GIVEN PROBLEM -> Word for word, transcribe the lines below and drop the pictures.

>> begin RECORDS FOR PROCESSING

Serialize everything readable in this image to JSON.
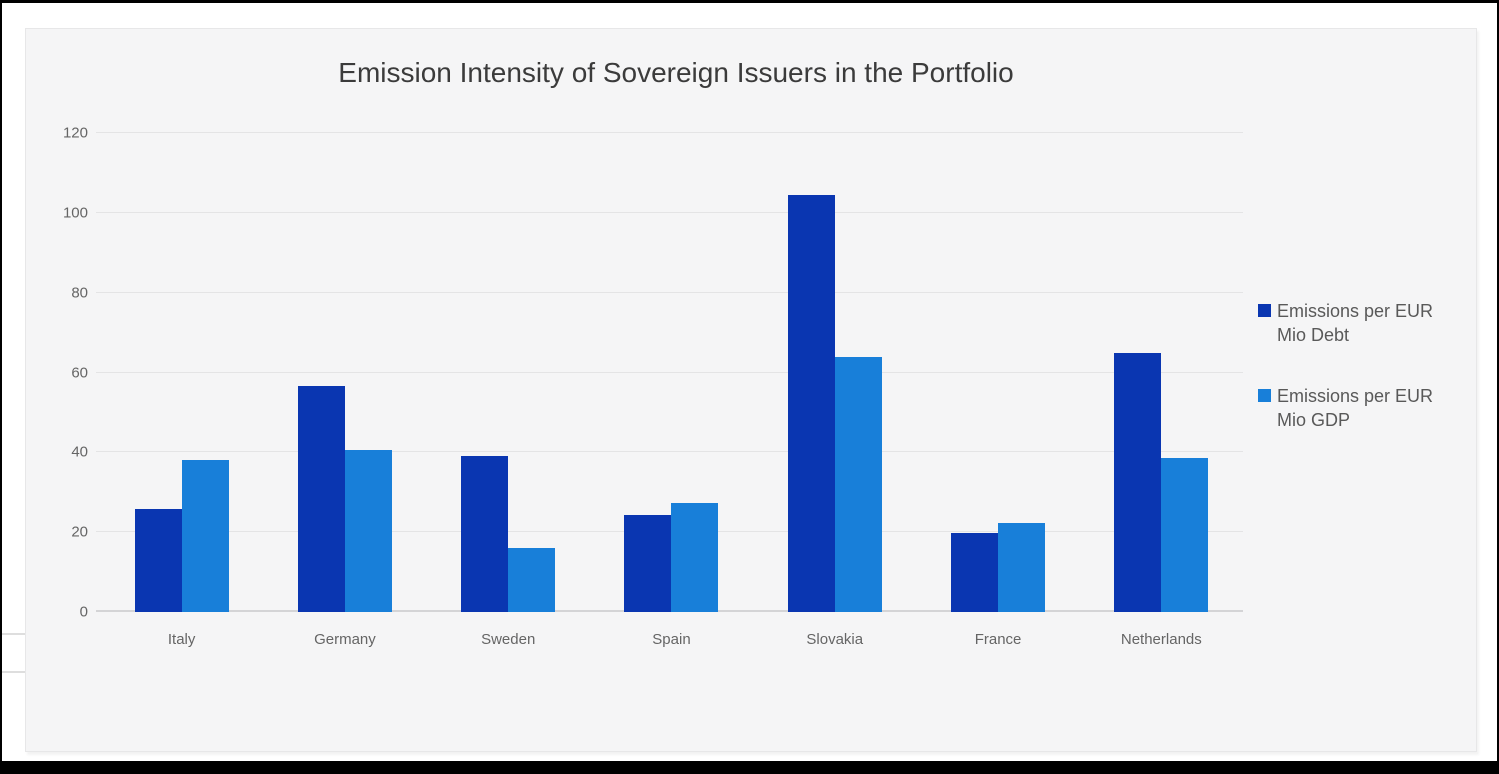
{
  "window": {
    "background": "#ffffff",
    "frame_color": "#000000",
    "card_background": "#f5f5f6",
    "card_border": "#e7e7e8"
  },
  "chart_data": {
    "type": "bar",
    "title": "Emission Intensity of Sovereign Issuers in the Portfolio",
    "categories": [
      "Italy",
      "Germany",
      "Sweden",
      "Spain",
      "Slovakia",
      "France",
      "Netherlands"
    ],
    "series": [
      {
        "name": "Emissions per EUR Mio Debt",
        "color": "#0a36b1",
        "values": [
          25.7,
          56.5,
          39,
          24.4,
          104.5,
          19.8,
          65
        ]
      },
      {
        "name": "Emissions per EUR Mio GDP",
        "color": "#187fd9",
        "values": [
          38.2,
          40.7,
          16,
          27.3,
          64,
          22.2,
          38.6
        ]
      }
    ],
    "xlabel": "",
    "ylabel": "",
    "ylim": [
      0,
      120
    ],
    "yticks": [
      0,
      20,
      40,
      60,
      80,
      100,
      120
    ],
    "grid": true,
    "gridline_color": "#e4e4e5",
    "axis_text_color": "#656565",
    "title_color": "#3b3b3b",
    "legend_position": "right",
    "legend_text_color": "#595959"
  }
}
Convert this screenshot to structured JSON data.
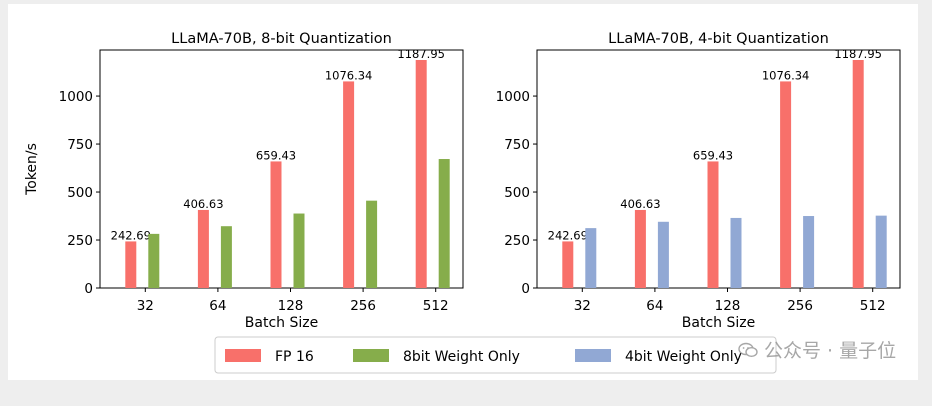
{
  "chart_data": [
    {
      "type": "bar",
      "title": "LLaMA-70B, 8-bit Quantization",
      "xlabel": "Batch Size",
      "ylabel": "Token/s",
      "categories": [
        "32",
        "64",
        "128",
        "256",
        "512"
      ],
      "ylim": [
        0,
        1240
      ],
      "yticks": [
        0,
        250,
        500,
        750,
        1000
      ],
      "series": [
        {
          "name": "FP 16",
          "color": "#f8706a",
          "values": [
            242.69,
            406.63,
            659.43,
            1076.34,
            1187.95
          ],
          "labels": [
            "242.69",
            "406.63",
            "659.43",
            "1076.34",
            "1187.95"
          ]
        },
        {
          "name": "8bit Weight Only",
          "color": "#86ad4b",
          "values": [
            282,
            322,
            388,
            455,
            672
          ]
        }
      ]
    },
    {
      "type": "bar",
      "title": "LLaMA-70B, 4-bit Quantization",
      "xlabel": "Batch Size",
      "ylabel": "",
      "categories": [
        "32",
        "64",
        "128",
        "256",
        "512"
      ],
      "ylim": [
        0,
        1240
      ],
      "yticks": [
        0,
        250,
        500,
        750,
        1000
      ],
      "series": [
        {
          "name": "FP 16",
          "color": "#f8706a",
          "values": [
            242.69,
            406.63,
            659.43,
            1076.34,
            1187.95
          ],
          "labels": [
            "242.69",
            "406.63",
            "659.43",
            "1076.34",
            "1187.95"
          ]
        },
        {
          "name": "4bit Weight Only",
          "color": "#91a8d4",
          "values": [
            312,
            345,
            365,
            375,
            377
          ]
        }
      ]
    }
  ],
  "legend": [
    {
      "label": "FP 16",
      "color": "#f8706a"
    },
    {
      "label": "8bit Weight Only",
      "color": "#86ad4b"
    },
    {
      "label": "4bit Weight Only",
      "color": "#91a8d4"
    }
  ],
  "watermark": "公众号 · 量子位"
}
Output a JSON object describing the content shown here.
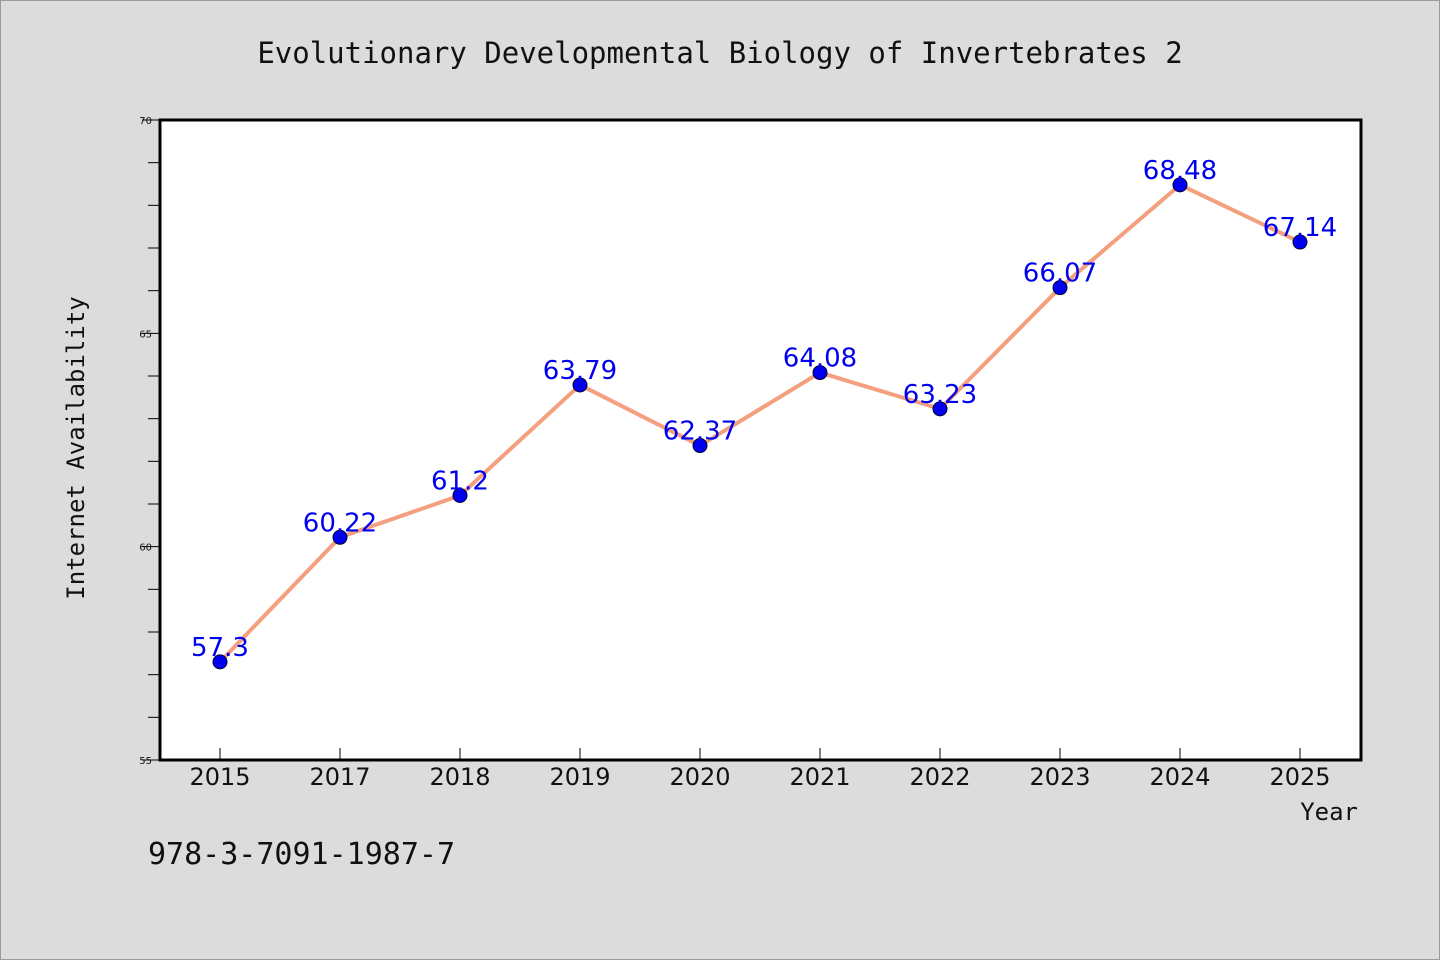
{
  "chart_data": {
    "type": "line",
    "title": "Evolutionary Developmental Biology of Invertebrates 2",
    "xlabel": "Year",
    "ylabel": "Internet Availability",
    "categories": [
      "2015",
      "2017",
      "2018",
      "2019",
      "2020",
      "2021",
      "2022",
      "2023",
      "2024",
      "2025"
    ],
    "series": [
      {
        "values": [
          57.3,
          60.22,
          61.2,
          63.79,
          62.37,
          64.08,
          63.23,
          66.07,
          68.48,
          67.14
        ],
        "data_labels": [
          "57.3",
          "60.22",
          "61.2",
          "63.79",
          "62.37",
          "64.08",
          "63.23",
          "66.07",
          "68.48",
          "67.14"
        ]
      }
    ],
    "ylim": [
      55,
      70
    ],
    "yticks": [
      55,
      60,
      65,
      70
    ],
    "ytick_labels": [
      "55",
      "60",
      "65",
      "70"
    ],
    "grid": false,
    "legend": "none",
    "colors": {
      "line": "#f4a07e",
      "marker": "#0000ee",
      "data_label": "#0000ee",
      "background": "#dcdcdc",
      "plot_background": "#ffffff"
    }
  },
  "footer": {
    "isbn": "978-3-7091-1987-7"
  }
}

>> end RECORDS FOR PROCESSING

RESULT OF THIS TASK ->
Serialize everything readable in this image to JSON.
{
  "window": {
    "background": "#ffffff",
    "frame_color": "#000000",
    "card_background": "#f5f5f6",
    "card_border": "#e7e7e8"
  },
  "chart_data": {
    "type": "bar",
    "title": "Emission Intensity of Sovereign Issuers in the Portfolio",
    "categories": [
      "Italy",
      "Germany",
      "Sweden",
      "Spain",
      "Slovakia",
      "France",
      "Netherlands"
    ],
    "series": [
      {
        "name": "Emissions per EUR Mio Debt",
        "color": "#0a36b1",
        "values": [
          25.7,
          56.5,
          39,
          24.4,
          104.5,
          19.8,
          65
        ]
      },
      {
        "name": "Emissions per EUR Mio GDP",
        "color": "#187fd9",
        "values": [
          38.2,
          40.7,
          16,
          27.3,
          64,
          22.2,
          38.6
        ]
      }
    ],
    "xlabel": "",
    "ylabel": "",
    "ylim": [
      0,
      120
    ],
    "yticks": [
      0,
      20,
      40,
      60,
      80,
      100,
      120
    ],
    "grid": true,
    "gridline_color": "#e4e4e5",
    "axis_text_color": "#656565",
    "title_color": "#3b3b3b",
    "legend_position": "right",
    "legend_text_color": "#595959"
  }
}
Convert this screenshot to structured JSON data.
{
  "chart_data": [
    {
      "type": "bar",
      "title": "LLaMA-70B, 8-bit Quantization",
      "xlabel": "Batch Size",
      "ylabel": "Token/s",
      "categories": [
        "32",
        "64",
        "128",
        "256",
        "512"
      ],
      "ylim": [
        0,
        1240
      ],
      "yticks": [
        0,
        250,
        500,
        750,
        1000
      ],
      "series": [
        {
          "name": "FP 16",
          "color": "#f8706a",
          "values": [
            242.69,
            406.63,
            659.43,
            1076.34,
            1187.95
          ],
          "labels": [
            "242.69",
            "406.63",
            "659.43",
            "1076.34",
            "1187.95"
          ]
        },
        {
          "name": "8bit Weight Only",
          "color": "#86ad4b",
          "values": [
            282,
            322,
            388,
            455,
            672
          ]
        }
      ]
    },
    {
      "type": "bar",
      "title": "LLaMA-70B, 4-bit Quantization",
      "xlabel": "Batch Size",
      "ylabel": "",
      "categories": [
        "32",
        "64",
        "128",
        "256",
        "512"
      ],
      "ylim": [
        0,
        1240
      ],
      "yticks": [
        0,
        250,
        500,
        750,
        1000
      ],
      "series": [
        {
          "name": "FP 16",
          "color": "#f8706a",
          "values": [
            242.69,
            406.63,
            659.43,
            1076.34,
            1187.95
          ],
          "labels": [
            "242.69",
            "406.63",
            "659.43",
            "1076.34",
            "1187.95"
          ]
        },
        {
          "name": "4bit Weight Only",
          "color": "#91a8d4",
          "values": [
            312,
            345,
            365,
            375,
            377
          ]
        }
      ]
    }
  ],
  "legend": [
    {
      "label": "FP 16",
      "color": "#f8706a"
    },
    {
      "label": "8bit Weight Only",
      "color": "#86ad4b"
    },
    {
      "label": "4bit Weight Only",
      "color": "#91a8d4"
    }
  ],
  "watermark": "公众号 · 量子位"
}
Output a JSON object describing the content shown here.
{
  "chart_data": {
    "type": "line",
    "title": "Evolutionary Developmental Biology of Invertebrates 2",
    "xlabel": "Year",
    "ylabel": "Internet Availability",
    "categories": [
      "2015",
      "2017",
      "2018",
      "2019",
      "2020",
      "2021",
      "2022",
      "2023",
      "2024",
      "2025"
    ],
    "series": [
      {
        "values": [
          57.3,
          60.22,
          61.2,
          63.79,
          62.37,
          64.08,
          63.23,
          66.07,
          68.48,
          67.14
        ],
        "data_labels": [
          "57.3",
          "60.22",
          "61.2",
          "63.79",
          "62.37",
          "64.08",
          "63.23",
          "66.07",
          "68.48",
          "67.14"
        ]
      }
    ],
    "ylim": [
      55,
      70
    ],
    "yticks": [
      55,
      60,
      65,
      70
    ],
    "ytick_labels": [
      "55",
      "60",
      "65",
      "70"
    ],
    "grid": false,
    "legend": "none",
    "colors": {
      "line": "#f4a07e",
      "marker": "#0000ee",
      "data_label": "#0000ee",
      "background": "#dcdcdc",
      "plot_background": "#ffffff"
    }
  },
  "footer": {
    "isbn": "978-3-7091-1987-7"
  }
}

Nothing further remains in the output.